To be done:
Check every line below for the word "Equity" and show those that hold it.

[Excerpts from a figure dataset]
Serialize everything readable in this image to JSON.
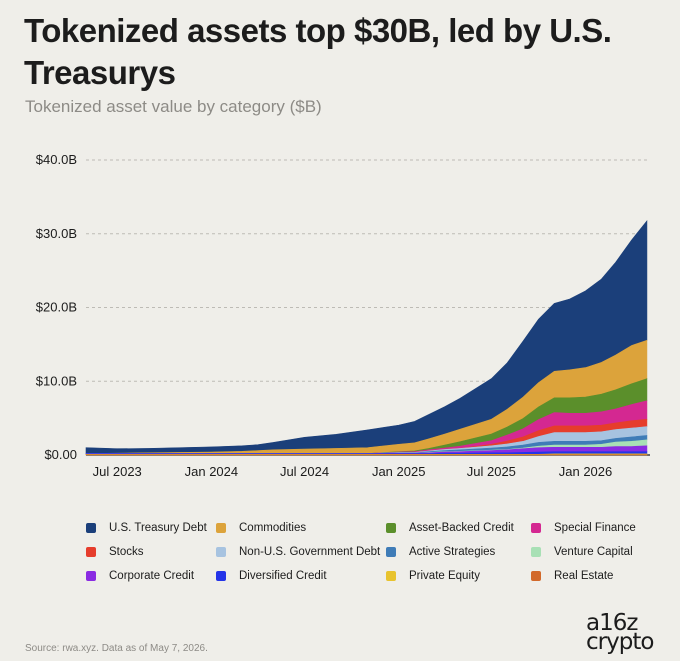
{
  "title": "Tokenized assets top $30B, led by U.S. Treasurys",
  "subtitle": "Tokenized asset value by category ($B)",
  "source": "Source: rwa.xyz. Data as of May 7, 2026.",
  "logo": {
    "line1": "a16z",
    "line2": "crypto"
  },
  "colors": {
    "background": "#efeee9",
    "grid": "#bdbbb5"
  },
  "chart_data": {
    "type": "area",
    "stacked": true,
    "grid": true,
    "legend_position": "bottom",
    "x": [
      "2023-05",
      "2023-07",
      "2023-09",
      "2023-11",
      "2024-01",
      "2024-03",
      "2024-04",
      "2024-05",
      "2024-07",
      "2024-09",
      "2024-11",
      "2025-01",
      "2025-02",
      "2025-03",
      "2025-04",
      "2025-05",
      "2025-07",
      "2025-08",
      "2025-09",
      "2025-10",
      "2025-11",
      "2025-12",
      "2026-01",
      "2026-02",
      "2026-03",
      "2026-04",
      "2026-05"
    ],
    "x_ticks": [
      {
        "value": "2023-07",
        "label": "Jul 2023"
      },
      {
        "value": "2024-01",
        "label": "Jan 2024"
      },
      {
        "value": "2024-07",
        "label": "Jul 2024"
      },
      {
        "value": "2025-01",
        "label": "Jan 2025"
      },
      {
        "value": "2025-07",
        "label": "Jul 2025"
      },
      {
        "value": "2026-01",
        "label": "Jan 2026"
      }
    ],
    "ylim": [
      0,
      40
    ],
    "y_ticks": [
      {
        "value": 0,
        "label": "$0.00"
      },
      {
        "value": 10,
        "label": "$10.0B"
      },
      {
        "value": 20,
        "label": "$20.0B"
      },
      {
        "value": 30,
        "label": "$30.0B"
      },
      {
        "value": 40,
        "label": "$40.0B"
      }
    ],
    "series": [
      {
        "name": "Real Estate",
        "color": "#d2692a",
        "values": [
          0.05,
          0.05,
          0.05,
          0.05,
          0.05,
          0.05,
          0.05,
          0.05,
          0.05,
          0.05,
          0.05,
          0.05,
          0.05,
          0.05,
          0.05,
          0.05,
          0.05,
          0.05,
          0.05,
          0.05,
          0.05,
          0.05,
          0.05,
          0.05,
          0.05,
          0.05,
          0.05
        ]
      },
      {
        "name": "Private Equity",
        "color": "#e8c32e",
        "values": [
          0.05,
          0.05,
          0.05,
          0.05,
          0.05,
          0.05,
          0.05,
          0.05,
          0.05,
          0.05,
          0.05,
          0.05,
          0.05,
          0.05,
          0.05,
          0.05,
          0.05,
          0.05,
          0.05,
          0.05,
          0.1,
          0.1,
          0.1,
          0.1,
          0.1,
          0.1,
          0.1
        ]
      },
      {
        "name": "Diversified Credit",
        "color": "#2434e8",
        "values": [
          0.1,
          0.1,
          0.1,
          0.1,
          0.1,
          0.1,
          0.1,
          0.1,
          0.1,
          0.1,
          0.1,
          0.1,
          0.1,
          0.1,
          0.15,
          0.15,
          0.2,
          0.2,
          0.25,
          0.3,
          0.3,
          0.3,
          0.3,
          0.3,
          0.3,
          0.3,
          0.3
        ]
      },
      {
        "name": "Corporate Credit",
        "color": "#8a2be2",
        "values": [
          0.0,
          0.0,
          0.0,
          0.0,
          0.0,
          0.0,
          0.0,
          0.0,
          0.0,
          0.0,
          0.0,
          0.05,
          0.05,
          0.1,
          0.15,
          0.2,
          0.3,
          0.4,
          0.5,
          0.6,
          0.6,
          0.6,
          0.6,
          0.6,
          0.7,
          0.7,
          0.8
        ]
      },
      {
        "name": "Venture Capital",
        "color": "#a8e0b5",
        "values": [
          0.0,
          0.0,
          0.0,
          0.0,
          0.0,
          0.0,
          0.0,
          0.0,
          0.0,
          0.0,
          0.0,
          0.0,
          0.0,
          0.05,
          0.05,
          0.05,
          0.05,
          0.05,
          0.1,
          0.2,
          0.3,
          0.3,
          0.3,
          0.4,
          0.6,
          0.7,
          0.8
        ]
      },
      {
        "name": "Active Strategies",
        "color": "#3f7cb7",
        "values": [
          0.0,
          0.0,
          0.0,
          0.0,
          0.0,
          0.0,
          0.0,
          0.0,
          0.0,
          0.0,
          0.0,
          0.05,
          0.05,
          0.1,
          0.15,
          0.2,
          0.3,
          0.35,
          0.4,
          0.5,
          0.5,
          0.5,
          0.5,
          0.5,
          0.5,
          0.6,
          0.6
        ]
      },
      {
        "name": "Non-U.S. Government Debt",
        "color": "#a7c3e0",
        "values": [
          0.0,
          0.0,
          0.0,
          0.0,
          0.0,
          0.0,
          0.0,
          0.0,
          0.0,
          0.0,
          0.0,
          0.05,
          0.05,
          0.1,
          0.15,
          0.2,
          0.3,
          0.4,
          0.5,
          0.8,
          1.2,
          1.2,
          1.2,
          1.2,
          1.2,
          1.2,
          1.2
        ]
      },
      {
        "name": "Stocks",
        "color": "#e63d2c",
        "values": [
          0.0,
          0.0,
          0.0,
          0.0,
          0.0,
          0.0,
          0.0,
          0.0,
          0.0,
          0.0,
          0.0,
          0.0,
          0.0,
          0.0,
          0.0,
          0.0,
          0.2,
          0.4,
          0.6,
          0.8,
          0.9,
          0.9,
          0.9,
          0.9,
          0.9,
          1.0,
          1.0
        ]
      },
      {
        "name": "Special Finance",
        "color": "#d42891",
        "values": [
          0.0,
          0.0,
          0.0,
          0.0,
          0.0,
          0.0,
          0.0,
          0.0,
          0.0,
          0.0,
          0.0,
          0.05,
          0.1,
          0.15,
          0.2,
          0.3,
          0.5,
          0.8,
          1.1,
          1.5,
          1.8,
          1.7,
          1.7,
          1.8,
          1.9,
          2.2,
          2.5
        ]
      },
      {
        "name": "Asset-Backed Credit",
        "color": "#5b8f2b",
        "values": [
          0.0,
          0.0,
          0.0,
          0.0,
          0.0,
          0.0,
          0.0,
          0.0,
          0.0,
          0.0,
          0.0,
          0.05,
          0.1,
          0.2,
          0.4,
          0.6,
          0.9,
          1.1,
          1.4,
          1.7,
          2.0,
          2.1,
          2.2,
          2.4,
          2.6,
          2.8,
          3.0
        ]
      },
      {
        "name": "Commodities",
        "color": "#dca33b",
        "values": [
          0.0,
          0.05,
          0.1,
          0.15,
          0.2,
          0.3,
          0.4,
          0.5,
          0.6,
          0.7,
          0.8,
          1.0,
          1.1,
          1.3,
          1.5,
          1.7,
          2.0,
          2.4,
          2.9,
          3.3,
          3.6,
          3.8,
          4.0,
          4.3,
          4.7,
          5.2,
          5.2
        ]
      },
      {
        "name": "U.S. Treasury Debt",
        "color": "#1b3f7a",
        "values": [
          0.8,
          0.6,
          0.6,
          0.65,
          0.7,
          0.75,
          0.8,
          1.0,
          1.6,
          1.9,
          2.4,
          2.6,
          2.9,
          3.3,
          3.7,
          4.2,
          5.5,
          6.3,
          7.6,
          8.6,
          9.2,
          9.6,
          10.4,
          11.3,
          12.6,
          14.3,
          16.2
        ]
      }
    ],
    "legend_order": [
      "U.S. Treasury Debt",
      "Commodities",
      "Asset-Backed Credit",
      "Special Finance",
      "Stocks",
      "Non-U.S. Government Debt",
      "Active Strategies",
      "Venture Capital",
      "Corporate Credit",
      "Diversified Credit",
      "Private Equity",
      "Real Estate"
    ]
  }
}
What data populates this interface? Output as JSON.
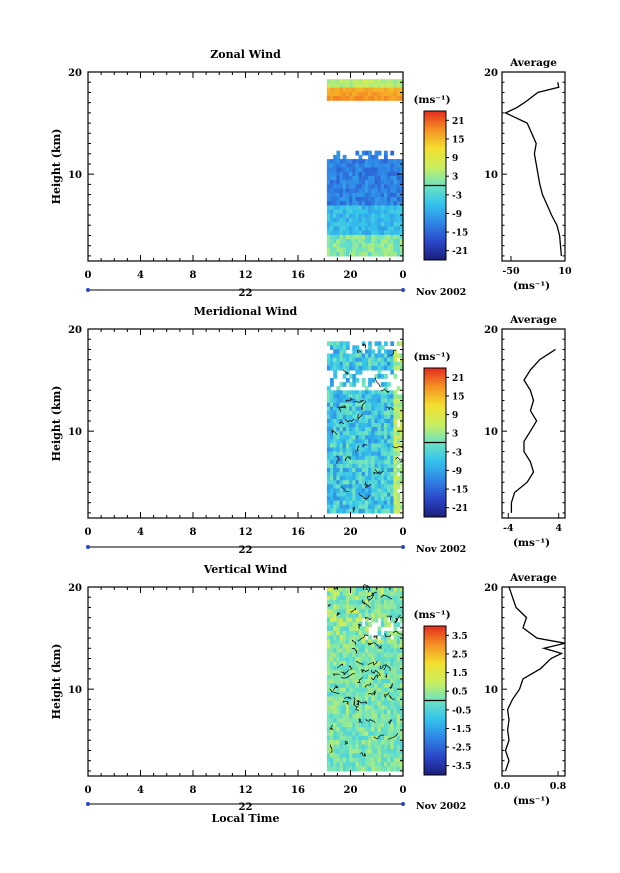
{
  "figure": {
    "time_axis_label": "Local Time",
    "date_label": "Nov 2002",
    "day_label": "22"
  },
  "chart_data": [
    {
      "type": "heatmap",
      "title": "Zonal Wind",
      "ylabel": "Height (km)",
      "xlim": [
        0,
        24
      ],
      "x_ticks": [
        "0",
        "4",
        "8",
        "12",
        "16",
        "20",
        "0"
      ],
      "ylim": [
        1.5,
        20
      ],
      "y_ticks": [
        "10",
        "20"
      ],
      "colorbar": {
        "unit": "(ms⁻¹)",
        "ticks": [
          "21",
          "15",
          "9",
          "3",
          "-3",
          "-9",
          "-15",
          "-21"
        ],
        "range": [
          -24,
          24
        ]
      },
      "data_time_range": [
        18.2,
        24
      ],
      "profile": {
        "title": "Average",
        "xlabel": "(ms⁻¹)",
        "x_ticks": [
          "-50",
          "10"
        ],
        "xlim": [
          -60,
          10
        ],
        "heights": [
          2,
          3,
          4,
          5,
          6,
          7,
          8,
          9,
          10,
          11,
          12,
          13,
          14,
          15,
          16,
          16.5,
          17,
          18,
          18.5,
          19
        ],
        "values": [
          6,
          5,
          4,
          1,
          -5,
          -10,
          -15,
          -18,
          -20,
          -22,
          -24,
          -22,
          -27,
          -32,
          -56,
          -44,
          -35,
          -20,
          3,
          2
        ]
      }
    },
    {
      "type": "heatmap",
      "title": "Meridional Wind",
      "ylabel": "Height (km)",
      "xlim": [
        0,
        24
      ],
      "x_ticks": [
        "0",
        "4",
        "8",
        "12",
        "16",
        "20",
        "0"
      ],
      "ylim": [
        1.5,
        20
      ],
      "y_ticks": [
        "10",
        "20"
      ],
      "colorbar": {
        "unit": "(ms⁻¹)",
        "ticks": [
          "21",
          "15",
          "9",
          "3",
          "-3",
          "-9",
          "-15",
          "-21"
        ],
        "range": [
          -24,
          24
        ]
      },
      "data_time_range": [
        18.2,
        24
      ],
      "profile": {
        "title": "Average",
        "xlabel": "(ms⁻¹)",
        "x_ticks": [
          "-4",
          "4"
        ],
        "xlim": [
          -5,
          5
        ],
        "heights": [
          2,
          3,
          4,
          5,
          6,
          7,
          8,
          9,
          10,
          11,
          12,
          13,
          14,
          15,
          16,
          17,
          18
        ],
        "values": [
          -3.5,
          -3.5,
          -3,
          -1,
          0,
          -0.5,
          -1.5,
          -1.5,
          -0.5,
          0.5,
          -0.5,
          0,
          -0.5,
          -1.5,
          -0.5,
          1,
          3.5
        ]
      }
    },
    {
      "type": "heatmap",
      "title": "Vertical Wind",
      "ylabel": "Height (km)",
      "xlim": [
        0,
        24
      ],
      "x_ticks": [
        "0",
        "4",
        "8",
        "12",
        "16",
        "20",
        "0"
      ],
      "ylim": [
        1.5,
        20
      ],
      "y_ticks": [
        "10",
        "20"
      ],
      "colorbar": {
        "unit": "(ms⁻¹)",
        "ticks": [
          "3.5",
          "2.5",
          "1.5",
          "0.5",
          "-0.5",
          "-1.5",
          "-2.5",
          "-3.5"
        ],
        "range": [
          -4,
          4
        ]
      },
      "data_time_range": [
        18.2,
        24
      ],
      "profile": {
        "title": "Average",
        "xlabel": "(ms⁻¹)",
        "x_ticks": [
          "0.0",
          "0.8"
        ],
        "xlim": [
          0,
          0.9
        ],
        "heights": [
          2,
          3,
          4,
          5,
          6,
          7,
          8,
          9,
          10,
          11,
          12,
          13,
          13.5,
          14,
          14.5,
          15,
          16,
          17,
          18,
          19,
          20
        ],
        "values": [
          0.05,
          0.1,
          0.05,
          0.1,
          0.08,
          0.1,
          0.08,
          0.15,
          0.25,
          0.3,
          0.55,
          0.7,
          0.85,
          0.6,
          0.9,
          0.5,
          0.3,
          0.35,
          0.2,
          0.15,
          0.1
        ]
      }
    }
  ]
}
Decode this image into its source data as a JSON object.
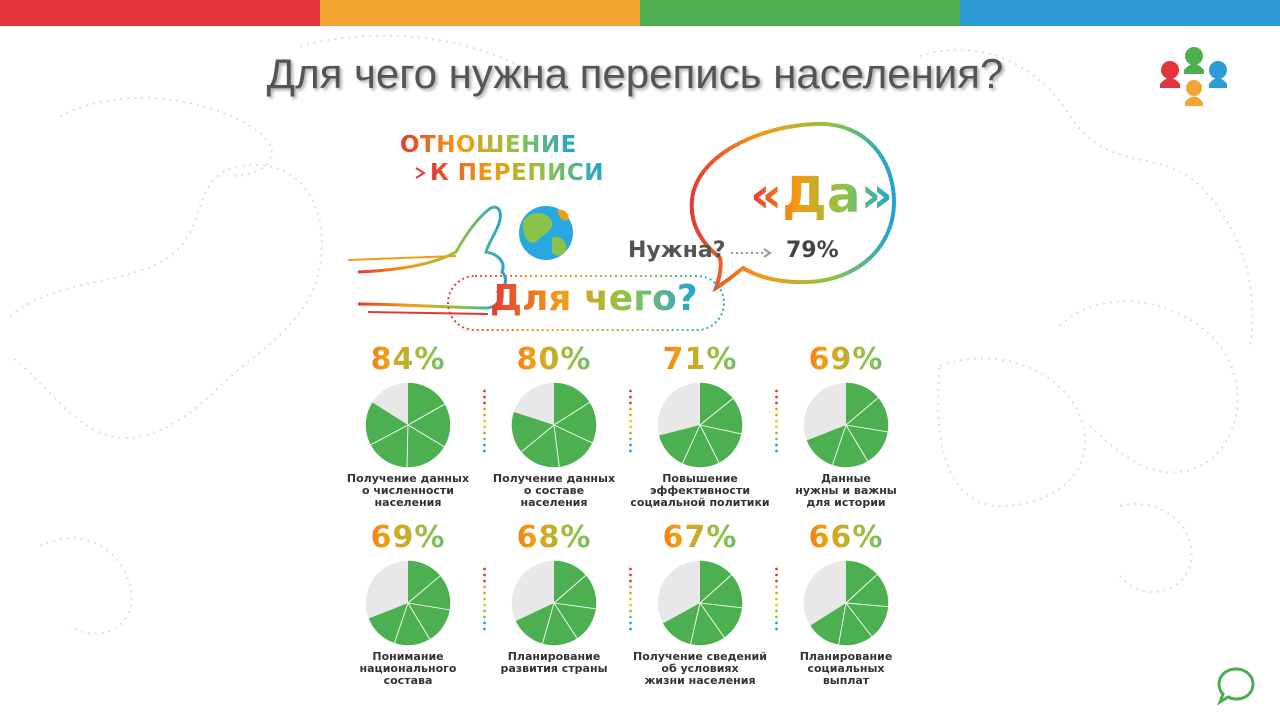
{
  "slide": {
    "title": "Для чего нужна перепись населения?",
    "topbar_colors": [
      "#e3343c",
      "#f2a533",
      "#4cae4f",
      "#2e9bd6"
    ]
  },
  "icons": {
    "logo": "census-logo-speech-bubbles",
    "globe": "globe-icon",
    "hand": "thumbs-up-hand-icon",
    "chat": "chat-bubble-icon"
  },
  "infographic": {
    "heading_line1": "ОТНОШЕНИЕ",
    "heading_line2": "К ПЕРЕПИСИ",
    "answer": "«Да»",
    "question": "Нужна?",
    "question_value": "79%",
    "purpose_question": "Для чего?"
  },
  "chart_data": {
    "type": "pie",
    "colors": {
      "share": "#4caf50",
      "rest": "#e8e8e8"
    },
    "items": [
      {
        "value_label": "84%",
        "value": 84,
        "caption_lines": [
          "Получение данных",
          "о численности",
          "населения"
        ]
      },
      {
        "value_label": "80%",
        "value": 80,
        "caption_lines": [
          "Получение данных",
          "о составе",
          "населения"
        ]
      },
      {
        "value_label": "71%",
        "value": 71,
        "caption_lines": [
          "Повышение",
          "эффективности",
          "социальной политики"
        ]
      },
      {
        "value_label": "69%",
        "value": 69,
        "caption_lines": [
          "Данные",
          "нужны и важны",
          "для истории"
        ]
      },
      {
        "value_label": "69%",
        "value": 69,
        "caption_lines": [
          "Понимание",
          "национального",
          "состава"
        ]
      },
      {
        "value_label": "68%",
        "value": 68,
        "caption_lines": [
          "Планирование",
          "развития страны"
        ]
      },
      {
        "value_label": "67%",
        "value": 67,
        "caption_lines": [
          "Получение сведений",
          "об условиях",
          "жизни населения"
        ]
      },
      {
        "value_label": "66%",
        "value": 66,
        "caption_lines": [
          "Планирование",
          "социальных",
          "выплат"
        ]
      }
    ]
  }
}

Written answer:
        "name": "Private Equity",
      "Private Equity",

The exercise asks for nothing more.